◆ **OBJECTIVE**
Write out the listing exactly as it is given.

(Data extracted from a collection)

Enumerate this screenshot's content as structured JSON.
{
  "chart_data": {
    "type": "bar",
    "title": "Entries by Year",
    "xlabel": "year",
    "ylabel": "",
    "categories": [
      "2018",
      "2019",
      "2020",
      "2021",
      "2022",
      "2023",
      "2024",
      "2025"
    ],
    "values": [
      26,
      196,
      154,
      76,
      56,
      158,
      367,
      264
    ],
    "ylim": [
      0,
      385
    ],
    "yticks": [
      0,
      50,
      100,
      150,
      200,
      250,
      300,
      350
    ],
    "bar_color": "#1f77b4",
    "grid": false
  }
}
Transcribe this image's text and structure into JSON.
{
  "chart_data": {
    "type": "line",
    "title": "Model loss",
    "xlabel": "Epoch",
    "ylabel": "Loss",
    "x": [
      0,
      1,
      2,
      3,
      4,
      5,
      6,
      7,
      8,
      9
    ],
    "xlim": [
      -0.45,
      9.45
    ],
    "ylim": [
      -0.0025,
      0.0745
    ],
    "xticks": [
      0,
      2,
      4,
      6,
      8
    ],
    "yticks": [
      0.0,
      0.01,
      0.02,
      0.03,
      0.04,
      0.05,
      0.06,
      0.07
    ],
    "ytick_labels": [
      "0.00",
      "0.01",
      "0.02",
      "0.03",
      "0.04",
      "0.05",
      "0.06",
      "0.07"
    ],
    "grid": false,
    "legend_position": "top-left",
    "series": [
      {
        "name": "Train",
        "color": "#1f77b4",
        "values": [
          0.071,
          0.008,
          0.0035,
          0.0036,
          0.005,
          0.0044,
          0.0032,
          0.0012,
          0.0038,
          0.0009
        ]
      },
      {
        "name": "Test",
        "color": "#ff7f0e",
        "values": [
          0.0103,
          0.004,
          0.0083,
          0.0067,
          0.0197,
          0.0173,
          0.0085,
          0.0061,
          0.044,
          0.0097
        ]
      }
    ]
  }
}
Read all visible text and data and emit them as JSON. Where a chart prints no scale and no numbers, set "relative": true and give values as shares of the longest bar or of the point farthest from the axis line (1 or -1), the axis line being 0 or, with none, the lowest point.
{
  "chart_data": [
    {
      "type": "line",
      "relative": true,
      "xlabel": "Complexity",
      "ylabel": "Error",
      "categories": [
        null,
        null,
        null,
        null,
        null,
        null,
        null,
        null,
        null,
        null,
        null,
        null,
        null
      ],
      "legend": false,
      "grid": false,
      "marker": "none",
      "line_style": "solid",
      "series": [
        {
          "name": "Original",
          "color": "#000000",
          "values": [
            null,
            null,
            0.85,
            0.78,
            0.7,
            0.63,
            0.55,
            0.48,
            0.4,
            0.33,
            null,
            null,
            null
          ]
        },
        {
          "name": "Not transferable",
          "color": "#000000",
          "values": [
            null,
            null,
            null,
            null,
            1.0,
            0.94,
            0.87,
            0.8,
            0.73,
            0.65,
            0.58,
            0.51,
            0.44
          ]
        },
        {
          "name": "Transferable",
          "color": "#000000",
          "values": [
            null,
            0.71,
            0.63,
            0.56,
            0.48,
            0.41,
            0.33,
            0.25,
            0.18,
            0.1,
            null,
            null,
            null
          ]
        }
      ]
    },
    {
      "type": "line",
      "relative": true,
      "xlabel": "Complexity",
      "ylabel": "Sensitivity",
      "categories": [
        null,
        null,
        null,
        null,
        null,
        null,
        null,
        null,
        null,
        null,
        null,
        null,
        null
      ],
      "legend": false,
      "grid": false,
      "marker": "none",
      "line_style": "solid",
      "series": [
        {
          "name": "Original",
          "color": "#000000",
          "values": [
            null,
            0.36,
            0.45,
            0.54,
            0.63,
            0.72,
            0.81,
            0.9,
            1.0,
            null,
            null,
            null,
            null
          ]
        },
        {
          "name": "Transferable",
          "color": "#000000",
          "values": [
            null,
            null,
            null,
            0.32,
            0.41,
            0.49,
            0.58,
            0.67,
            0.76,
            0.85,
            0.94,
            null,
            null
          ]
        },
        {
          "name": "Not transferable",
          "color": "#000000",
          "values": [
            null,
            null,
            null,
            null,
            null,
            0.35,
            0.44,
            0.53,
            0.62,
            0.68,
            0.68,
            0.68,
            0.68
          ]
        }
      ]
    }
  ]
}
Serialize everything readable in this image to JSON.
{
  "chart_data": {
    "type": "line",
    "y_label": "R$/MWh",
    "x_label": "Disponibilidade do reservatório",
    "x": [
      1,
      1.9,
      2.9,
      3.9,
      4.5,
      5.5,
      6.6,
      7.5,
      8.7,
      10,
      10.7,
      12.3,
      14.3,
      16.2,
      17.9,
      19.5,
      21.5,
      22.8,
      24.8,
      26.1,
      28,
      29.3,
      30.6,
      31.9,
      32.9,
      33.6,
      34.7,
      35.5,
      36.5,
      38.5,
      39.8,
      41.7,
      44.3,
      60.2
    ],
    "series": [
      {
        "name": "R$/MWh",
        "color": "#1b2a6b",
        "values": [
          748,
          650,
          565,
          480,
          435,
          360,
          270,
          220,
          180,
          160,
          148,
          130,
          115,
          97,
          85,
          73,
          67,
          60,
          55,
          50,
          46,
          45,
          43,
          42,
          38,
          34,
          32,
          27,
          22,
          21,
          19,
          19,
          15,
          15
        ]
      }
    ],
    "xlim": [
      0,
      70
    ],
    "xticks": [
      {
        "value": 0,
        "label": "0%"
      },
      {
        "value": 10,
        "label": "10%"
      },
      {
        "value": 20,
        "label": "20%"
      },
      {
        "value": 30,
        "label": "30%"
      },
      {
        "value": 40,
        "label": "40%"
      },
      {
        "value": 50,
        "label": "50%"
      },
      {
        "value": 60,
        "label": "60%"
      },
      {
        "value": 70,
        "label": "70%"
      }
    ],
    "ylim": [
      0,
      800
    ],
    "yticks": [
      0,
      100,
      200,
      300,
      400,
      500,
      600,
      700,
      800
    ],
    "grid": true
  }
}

◆ **RESULT OF THIS EXERCISE**
Enumerate this screenshot's content as structured JSON.
{
  "chart_data": {
    "type": "bar",
    "title": "Entries by Year",
    "xlabel": "year",
    "ylabel": "",
    "categories": [
      "2018",
      "2019",
      "2020",
      "2021",
      "2022",
      "2023",
      "2024",
      "2025"
    ],
    "values": [
      26,
      196,
      154,
      76,
      56,
      158,
      367,
      264
    ],
    "ylim": [
      0,
      385
    ],
    "yticks": [
      0,
      50,
      100,
      150,
      200,
      250,
      300,
      350
    ],
    "bar_color": "#1f77b4",
    "grid": false
  }
}
Transcribe this image's text and structure into JSON.
{
  "chart_data": {
    "type": "line",
    "title": "Model loss",
    "xlabel": "Epoch",
    "ylabel": "Loss",
    "x": [
      0,
      1,
      2,
      3,
      4,
      5,
      6,
      7,
      8,
      9
    ],
    "xlim": [
      -0.45,
      9.45
    ],
    "ylim": [
      -0.0025,
      0.0745
    ],
    "xticks": [
      0,
      2,
      4,
      6,
      8
    ],
    "yticks": [
      0.0,
      0.01,
      0.02,
      0.03,
      0.04,
      0.05,
      0.06,
      0.07
    ],
    "ytick_labels": [
      "0.00",
      "0.01",
      "0.02",
      "0.03",
      "0.04",
      "0.05",
      "0.06",
      "0.07"
    ],
    "grid": false,
    "legend_position": "top-left",
    "series": [
      {
        "name": "Train",
        "color": "#1f77b4",
        "values": [
          0.071,
          0.008,
          0.0035,
          0.0036,
          0.005,
          0.0044,
          0.0032,
          0.0012,
          0.0038,
          0.0009
        ]
      },
      {
        "name": "Test",
        "color": "#ff7f0e",
        "values": [
          0.0103,
          0.004,
          0.0083,
          0.0067,
          0.0197,
          0.0173,
          0.0085,
          0.0061,
          0.044,
          0.0097
        ]
      }
    ]
  }
}
Read all visible text and data and emit them as JSON. Where a chart prints no scale and no numbers, set "relative": true and give values as shares of the longest bar or of the point farthest from the axis line (1 or -1), the axis line being 0 or, with none, the lowest point.
{
  "chart_data": [
    {
      "type": "line",
      "relative": true,
      "xlabel": "Complexity",
      "ylabel": "Error",
      "categories": [
        null,
        null,
        null,
        null,
        null,
        null,
        null,
        null,
        null,
        null,
        null,
        null,
        null
      ],
      "legend": false,
      "grid": false,
      "marker": "none",
      "line_style": "solid",
      "series": [
        {
          "name": "Original",
          "color": "#000000",
          "values": [
            null,
            null,
            0.85,
            0.78,
            0.7,
            0.63,
            0.55,
            0.48,
            0.4,
            0.33,
            null,
            null,
            null
          ]
        },
        {
          "name": "Not transferable",
          "color": "#000000",
          "values": [
            null,
            null,
            null,
            null,
            1.0,
            0.94,
            0.87,
            0.8,
            0.73,
            0.65,
            0.58,
            0.51,
            0.44
          ]
        },
        {
          "name": "Transferable",
          "color": "#000000",
          "values": [
            null,
            0.71,
            0.63,
            0.56,
            0.48,
            0.41,
            0.33,
            0.25,
            0.18,
            0.1,
            null,
            null,
            null
          ]
        }
      ]
    },
    {
      "type": "line",
      "relative": true,
      "xlabel": "Complexity",
      "ylabel": "Sensitivity",
      "categories": [
        null,
        null,
        null,
        null,
        null,
        null,
        null,
        null,
        null,
        null,
        null,
        null,
        null
      ],
      "legend": false,
      "grid": false,
      "marker": "none",
      "line_style": "solid",
      "series": [
        {
          "name": "Original",
          "color": "#000000",
          "values": [
            null,
            0.36,
            0.45,
            0.54,
            0.63,
            0.72,
            0.81,
            0.9,
            1.0,
            null,
            null,
            null,
            null
          ]
        },
        {
          "name": "Transferable",
          "color": "#000000",
          "values": [
            null,
            null,
            null,
            0.32,
            0.41,
            0.49,
            0.58,
            0.67,
            0.76,
            0.85,
            0.94,
            null,
            null
          ]
        },
        {
          "name": "Not transferable",
          "color": "#000000",
          "values": [
            null,
            null,
            null,
            null,
            null,
            0.35,
            0.44,
            0.53,
            0.62,
            0.68,
            0.68,
            0.68,
            0.68
          ]
        }
      ]
    }
  ]
}
Serialize everything readable in this image to JSON.
{
  "chart_data": {
    "type": "line",
    "y_label": "R$/MWh",
    "x_label": "Disponibilidade do reservatório",
    "x": [
      1,
      1.9,
      2.9,
      3.9,
      4.5,
      5.5,
      6.6,
      7.5,
      8.7,
      10,
      10.7,
      12.3,
      14.3,
      16.2,
      17.9,
      19.5,
      21.5,
      22.8,
      24.8,
      26.1,
      28,
      29.3,
      30.6,
      31.9,
      32.9,
      33.6,
      34.7,
      35.5,
      36.5,
      38.5,
      39.8,
      41.7,
      44.3,
      60.2
    ],
    "series": [
      {
        "name": "R$/MWh",
        "color": "#1b2a6b",
        "values": [
          748,
          650,
          565,
          480,
          435,
          360,
          270,
          220,
          180,
          160,
          148,
          130,
          115,
          97,
          85,
          73,
          67,
          60,
          55,
          50,
          46,
          45,
          43,
          42,
          38,
          34,
          32,
          27,
          22,
          21,
          19,
          19,
          15,
          15
        ]
      }
    ],
    "xlim": [
      0,
      70
    ],
    "xticks": [
      {
        "value": 0,
        "label": "0%"
      },
      {
        "value": 10,
        "label": "10%"
      },
      {
        "value": 20,
        "label": "20%"
      },
      {
        "value": 30,
        "label": "30%"
      },
      {
        "value": 40,
        "label": "40%"
      },
      {
        "value": 50,
        "label": "50%"
      },
      {
        "value": 60,
        "label": "60%"
      },
      {
        "value": 70,
        "label": "70%"
      }
    ],
    "ylim": [
      0,
      800
    ],
    "yticks": [
      0,
      100,
      200,
      300,
      400,
      500,
      600,
      700,
      800
    ],
    "grid": true
  }
}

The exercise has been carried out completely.